START Record extracts
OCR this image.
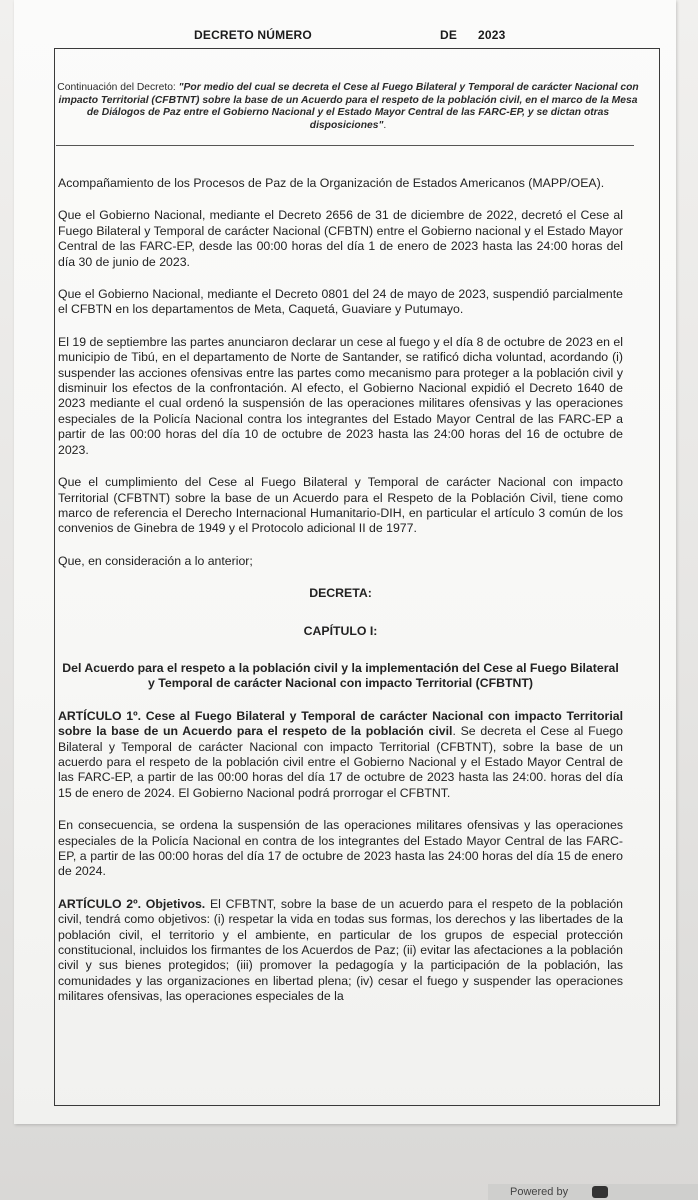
DECRETO NÚMERO	DE 2023
Continuación del Decreto: "Por medio del cual se decreta el Cese al Fuego Bilateral y Temporal de carácter Nacional con impacto Territorial (CFBTNT) sobre la base de un Acuerdo para el respeto de la población civil, en el marco de la Mesa de Diálogos de Paz entre el Gobierno Nacional y el Estado Mayor Central de las FARC-EP, y se dictan otras disposiciones".

Acompañamiento de los Procesos de Paz de la Organización de Estados Americanos (MAPP/OEA).

Que el Gobierno Nacional, mediante el Decreto 2656 de 31 de diciembre de 2022, decretó el Cese al Fuego Bilateral y Temporal de carácter Nacional (CFBTN) entre el Gobierno nacional y el Estado Mayor Central de las FARC-EP, desde las 00:00 horas del día 1 de enero de 2023 hasta las 24:00 horas del día 30 de junio de 2023.

Que el Gobierno Nacional, mediante el Decreto 0801 del 24 de mayo de 2023, suspendió parcialmente el CFBTN en los departamentos de Meta, Caquetá, Guaviare y Putumayo.

El 19 de septiembre las partes anunciaron declarar un cese al fuego y el día 8 de octubre de 2023 en el municipio de Tibú, en el departamento de Norte de Santander, se ratificó dicha voluntad, acordando (i) suspender las acciones ofensivas entre las partes como mecanismo para proteger a la población civil y disminuir los efectos de la confrontación. Al efecto, el Gobierno Nacional expidió el Decreto 1640 de 2023 mediante el cual ordenó la suspensión de las operaciones militares ofensivas y las operaciones especiales de la Policía Nacional contra los integrantes del Estado Mayor Central de las FARC-EP a partir de las 00:00 horas del día 10 de octubre de 2023 hasta las 24:00 horas del 16 de octubre de 2023.

Que el cumplimiento del Cese al Fuego Bilateral y Temporal de carácter Nacional con impacto Territorial (CFBTNT) sobre la base de un Acuerdo para el Respeto de la Población Civil, tiene como marco de referencia el Derecho Internacional Humanitario-DIH, en particular el artículo 3 común de los convenios de Ginebra de 1949 y el Protocolo adicional II de 1977.

Que, en consideración a lo anterior;

DECRETA:

CAPÍTULO I:

Del Acuerdo para el respeto a la población civil y la implementación del Cese al Fuego Bilateral y Temporal de carácter Nacional con impacto Territorial (CFBTNT)

ARTÍCULO 1º. Cese al Fuego Bilateral y Temporal de carácter Nacional con impacto Territorial sobre la base de un Acuerdo para el respeto de la población civil. Se decreta el Cese al Fuego Bilateral y Temporal de carácter Nacional con impacto Territorial (CFBTNT), sobre la base de un acuerdo para el respeto de la población civil entre el Gobierno Nacional y el Estado Mayor Central de las FARC-EP, a partir de las 00:00 horas del día 17 de octubre de 2023 hasta las 24:00. horas del día 15 de enero de 2024. El Gobierno Nacional podrá prorrogar el CFBTNT.

En consecuencia, se ordena la suspensión de las operaciones militares ofensivas y las operaciones especiales de la Policía Nacional en contra de los integrantes del Estado Mayor Central de las FARC-EP, a partir de las 00:00 horas del día 17 de octubre de 2023 hasta las 24:00 horas del día 15 de enero de 2024.

ARTÍCULO 2º. Objetivos. El CFBTNT, sobre la base de un acuerdo para el respeto de la población civil, tendrá como objetivos: (i) respetar la vida en todas sus formas, los derechos y las libertades de la población civil, el territorio y el ambiente, en particular de los grupos de especial protección constitucional, incluidos los firmantes de los Acuerdos de Paz; (ii) evitar las afectaciones a la población civil y sus bienes protegidos; (iii) promover la pedagogía y la participación de la población, las comunidades y las organizaciones en libertad plena; (iv) cesar el fuego y suspender las operaciones militares ofensivas, las operaciones especiales de la

Powered by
END Record extracts
Excluding the pictures, restate the records above word for word.

OCR this image.
DECRETO NÚMERO	DE 2023
Continuación del Decreto: "Por medio del cual se decreta el Cese al Fuego Bilateral y Temporal de carácter Nacional con impacto Territorial (CFBTNT) sobre la base de un Acuerdo para el respeto de la población civil, en el marco de la Mesa de Diálogos de Paz entre el Gobierno Nacional y el Estado Mayor Central de las FARC-EP, y se dictan otras disposiciones".

Acompañamiento de los Procesos de Paz de la Organización de Estados Americanos (MAPP/OEA).

Que el Gobierno Nacional, mediante el Decreto 2656 de 31 de diciembre de 2022, decretó el Cese al Fuego Bilateral y Temporal de carácter Nacional (CFBTN) entre el Gobierno nacional y el Estado Mayor Central de las FARC-EP, desde las 00:00 horas del día 1 de enero de 2023 hasta las 24:00 horas del día 30 de junio de 2023.

Que el Gobierno Nacional, mediante el Decreto 0801 del 24 de mayo de 2023, suspendió parcialmente el CFBTN en los departamentos de Meta, Caquetá, Guaviare y Putumayo.

El 19 de septiembre las partes anunciaron declarar un cese al fuego y el día 8 de octubre de 2023 en el municipio de Tibú, en el departamento de Norte de Santander, se ratificó dicha voluntad, acordando (i) suspender las acciones ofensivas entre las partes como mecanismo para proteger a la población civil y disminuir los efectos de la confrontación. Al efecto, el Gobierno Nacional expidió el Decreto 1640 de 2023 mediante el cual ordenó la suspensión de las operaciones militares ofensivas y las operaciones especiales de la Policía Nacional contra los integrantes del Estado Mayor Central de las FARC-EP a partir de las 00:00 horas del día 10 de octubre de 2023 hasta las 24:00 horas del 16 de octubre de 2023.

Que el cumplimiento del Cese al Fuego Bilateral y Temporal de carácter Nacional con impacto Territorial (CFBTNT) sobre la base de un Acuerdo para el Respeto de la Población Civil, tiene como marco de referencia el Derecho Internacional Humanitario-DIH, en particular el artículo 3 común de los convenios de Ginebra de 1949 y el Protocolo adicional II de 1977.

Que, en consideración a lo anterior;

DECRETA:

CAPÍTULO I:

Del Acuerdo para el respeto a la población civil y la implementación del Cese al Fuego Bilateral y Temporal de carácter Nacional con impacto Territorial (CFBTNT)

ARTÍCULO 1º. Cese al Fuego Bilateral y Temporal de carácter Nacional con impacto Territorial sobre la base de un Acuerdo para el respeto de la población civil. Se decreta el Cese al Fuego Bilateral y Temporal de carácter Nacional con impacto Territorial (CFBTNT), sobre la base de un acuerdo para el respeto de la población civil entre el Gobierno Nacional y el Estado Mayor Central de las FARC-EP, a partir de las 00:00 horas del día 17 de octubre de 2023 hasta las 24:00. horas del día 15 de enero de 2024. El Gobierno Nacional podrá prorrogar el CFBTNT.

En consecuencia, se ordena la suspensión de las operaciones militares ofensivas y las operaciones especiales de la Policía Nacional en contra de los integrantes del Estado Mayor Central de las FARC-EP, a partir de las 00:00 horas del día 17 de octubre de 2023 hasta las 24:00 horas del día 15 de enero de 2024.

ARTÍCULO 2º. Objetivos. El CFBTNT, sobre la base de un acuerdo para el respeto de la población civil, tendrá como objetivos: (i) respetar la vida en todas sus formas, los derechos y las libertades de la población civil, el territorio y el ambiente, en particular de los grupos de especial protección constitucional, incluidos los firmantes de los Acuerdos de Paz; (ii) evitar las afectaciones a la población civil y sus bienes protegidos; (iii) promover la pedagogía y la participación de la población, las comunidades y las organizaciones en libertad plena; (iv) cesar el fuego y suspender las operaciones militares ofensivas, las operaciones especiales de la

Powered by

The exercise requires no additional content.